**To do:**
Retype the data that follows line by line, exactly, and leave its pictures out.

**Material for the task:**
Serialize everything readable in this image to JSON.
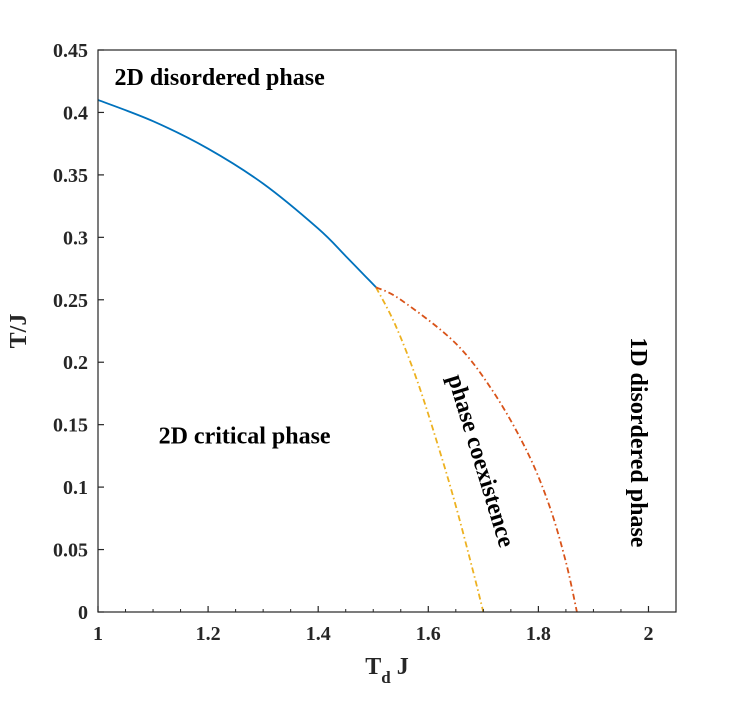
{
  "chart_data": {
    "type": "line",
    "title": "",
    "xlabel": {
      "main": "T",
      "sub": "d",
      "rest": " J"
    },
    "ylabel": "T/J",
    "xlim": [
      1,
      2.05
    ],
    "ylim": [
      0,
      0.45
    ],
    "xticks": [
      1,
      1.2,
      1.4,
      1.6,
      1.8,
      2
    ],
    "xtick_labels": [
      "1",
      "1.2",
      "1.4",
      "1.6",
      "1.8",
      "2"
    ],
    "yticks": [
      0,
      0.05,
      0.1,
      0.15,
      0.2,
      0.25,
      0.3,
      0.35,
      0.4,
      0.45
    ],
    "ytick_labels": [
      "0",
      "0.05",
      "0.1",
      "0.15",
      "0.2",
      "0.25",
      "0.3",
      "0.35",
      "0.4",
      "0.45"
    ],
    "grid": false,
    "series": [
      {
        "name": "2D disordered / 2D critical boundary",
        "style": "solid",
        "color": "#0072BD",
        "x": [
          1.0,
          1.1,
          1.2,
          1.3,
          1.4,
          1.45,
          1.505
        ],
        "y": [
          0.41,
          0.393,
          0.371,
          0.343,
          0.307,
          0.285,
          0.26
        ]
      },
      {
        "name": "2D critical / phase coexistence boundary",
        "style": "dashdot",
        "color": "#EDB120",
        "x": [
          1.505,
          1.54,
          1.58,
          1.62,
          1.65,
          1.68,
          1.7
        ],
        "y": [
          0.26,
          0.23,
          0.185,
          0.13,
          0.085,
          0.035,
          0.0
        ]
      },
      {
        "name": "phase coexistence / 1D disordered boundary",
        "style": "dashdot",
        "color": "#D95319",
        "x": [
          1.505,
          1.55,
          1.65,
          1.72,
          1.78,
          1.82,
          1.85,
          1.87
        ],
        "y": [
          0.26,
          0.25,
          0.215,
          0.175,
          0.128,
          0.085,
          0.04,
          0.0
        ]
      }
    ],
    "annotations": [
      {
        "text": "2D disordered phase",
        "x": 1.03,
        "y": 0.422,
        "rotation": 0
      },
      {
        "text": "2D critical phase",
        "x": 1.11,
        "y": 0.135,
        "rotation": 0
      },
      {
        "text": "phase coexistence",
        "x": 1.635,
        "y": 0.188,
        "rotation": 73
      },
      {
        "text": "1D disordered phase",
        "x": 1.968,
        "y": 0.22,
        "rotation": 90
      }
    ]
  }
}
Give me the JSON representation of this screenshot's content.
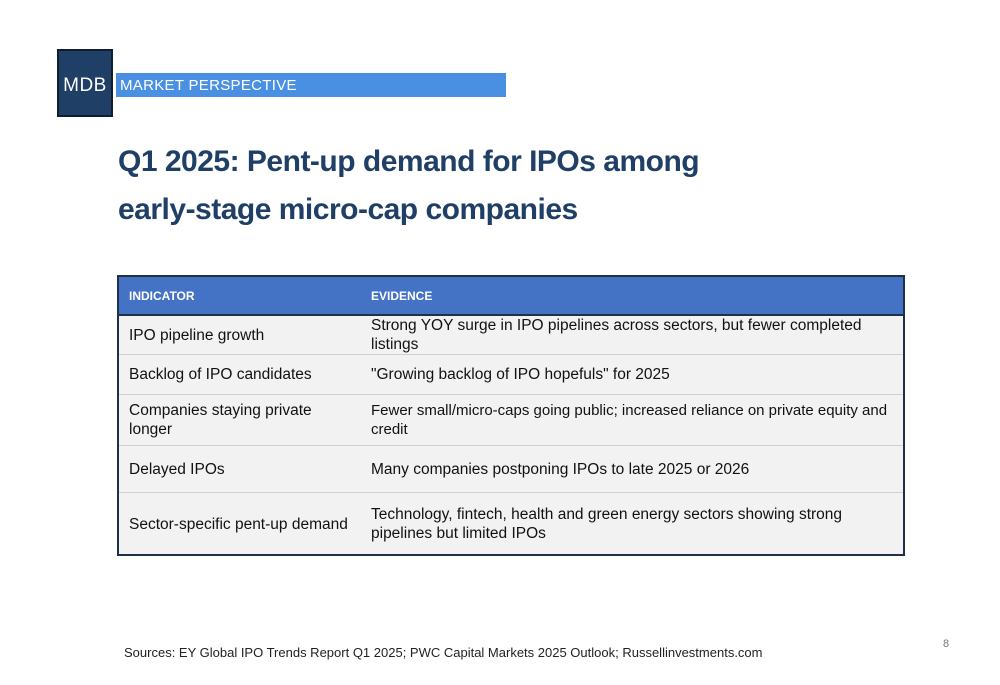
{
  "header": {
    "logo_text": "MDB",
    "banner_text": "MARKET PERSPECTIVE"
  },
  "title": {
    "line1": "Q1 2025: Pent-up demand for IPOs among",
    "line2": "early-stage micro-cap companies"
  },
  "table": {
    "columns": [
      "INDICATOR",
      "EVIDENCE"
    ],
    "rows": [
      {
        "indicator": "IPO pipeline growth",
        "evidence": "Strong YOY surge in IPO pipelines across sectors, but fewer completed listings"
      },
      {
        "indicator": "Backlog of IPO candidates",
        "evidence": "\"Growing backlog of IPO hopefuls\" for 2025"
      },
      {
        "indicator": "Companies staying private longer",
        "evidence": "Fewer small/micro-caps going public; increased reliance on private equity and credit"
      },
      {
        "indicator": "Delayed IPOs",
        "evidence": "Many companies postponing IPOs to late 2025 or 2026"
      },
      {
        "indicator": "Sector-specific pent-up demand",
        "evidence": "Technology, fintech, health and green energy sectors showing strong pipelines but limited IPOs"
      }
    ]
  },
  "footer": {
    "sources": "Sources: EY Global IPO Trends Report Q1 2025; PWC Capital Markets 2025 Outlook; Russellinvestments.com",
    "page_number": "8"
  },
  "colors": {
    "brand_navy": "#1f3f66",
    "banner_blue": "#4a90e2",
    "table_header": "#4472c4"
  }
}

**Task response:**
Serialize everything readable in this image to JSON.
{
  "chart_data": {
    "type": "line",
    "title": "",
    "xlabel": {
      "main": "T",
      "sub": "d",
      "rest": " J"
    },
    "ylabel": "T/J",
    "xlim": [
      1,
      2.05
    ],
    "ylim": [
      0,
      0.45
    ],
    "xticks": [
      1,
      1.2,
      1.4,
      1.6,
      1.8,
      2
    ],
    "xtick_labels": [
      "1",
      "1.2",
      "1.4",
      "1.6",
      "1.8",
      "2"
    ],
    "yticks": [
      0,
      0.05,
      0.1,
      0.15,
      0.2,
      0.25,
      0.3,
      0.35,
      0.4,
      0.45
    ],
    "ytick_labels": [
      "0",
      "0.05",
      "0.1",
      "0.15",
      "0.2",
      "0.25",
      "0.3",
      "0.35",
      "0.4",
      "0.45"
    ],
    "grid": false,
    "series": [
      {
        "name": "2D disordered / 2D critical boundary",
        "style": "solid",
        "color": "#0072BD",
        "x": [
          1.0,
          1.1,
          1.2,
          1.3,
          1.4,
          1.45,
          1.505
        ],
        "y": [
          0.41,
          0.393,
          0.371,
          0.343,
          0.307,
          0.285,
          0.26
        ]
      },
      {
        "name": "2D critical / phase coexistence boundary",
        "style": "dashdot",
        "color": "#EDB120",
        "x": [
          1.505,
          1.54,
          1.58,
          1.62,
          1.65,
          1.68,
          1.7
        ],
        "y": [
          0.26,
          0.23,
          0.185,
          0.13,
          0.085,
          0.035,
          0.0
        ]
      },
      {
        "name": "phase coexistence / 1D disordered boundary",
        "style": "dashdot",
        "color": "#D95319",
        "x": [
          1.505,
          1.55,
          1.65,
          1.72,
          1.78,
          1.82,
          1.85,
          1.87
        ],
        "y": [
          0.26,
          0.25,
          0.215,
          0.175,
          0.128,
          0.085,
          0.04,
          0.0
        ]
      }
    ],
    "annotations": [
      {
        "text": "2D disordered phase",
        "x": 1.03,
        "y": 0.422,
        "rotation": 0
      },
      {
        "text": "2D critical phase",
        "x": 1.11,
        "y": 0.135,
        "rotation": 0
      },
      {
        "text": "phase coexistence",
        "x": 1.635,
        "y": 0.188,
        "rotation": 73
      },
      {
        "text": "1D disordered phase",
        "x": 1.968,
        "y": 0.22,
        "rotation": 90
      }
    ]
  }
}
Give me the JSON representation of this screenshot's content.
{
  "header": {
    "logo_text": "MDB",
    "banner_text": "MARKET PERSPECTIVE"
  },
  "title": {
    "line1": "Q1 2025: Pent-up demand for IPOs among",
    "line2": "early-stage micro-cap companies"
  },
  "table": {
    "columns": [
      "INDICATOR",
      "EVIDENCE"
    ],
    "rows": [
      {
        "indicator": "IPO pipeline growth",
        "evidence": "Strong YOY surge in IPO pipelines across sectors, but fewer completed listings"
      },
      {
        "indicator": "Backlog of IPO candidates",
        "evidence": "\"Growing backlog of IPO hopefuls\" for 2025"
      },
      {
        "indicator": "Companies staying private longer",
        "evidence": "Fewer small/micro-caps going public; increased reliance on private equity and credit"
      },
      {
        "indicator": "Delayed IPOs",
        "evidence": "Many companies postponing IPOs to late 2025 or 2026"
      },
      {
        "indicator": "Sector-specific pent-up demand",
        "evidence": "Technology, fintech, health and green energy sectors showing strong pipelines but limited IPOs"
      }
    ]
  },
  "footer": {
    "sources": "Sources: EY Global IPO Trends Report Q1 2025; PWC Capital Markets 2025 Outlook; Russellinvestments.com",
    "page_number": "8"
  },
  "colors": {
    "brand_navy": "#1f3f66",
    "banner_blue": "#4a90e2",
    "table_header": "#4472c4"
  }
}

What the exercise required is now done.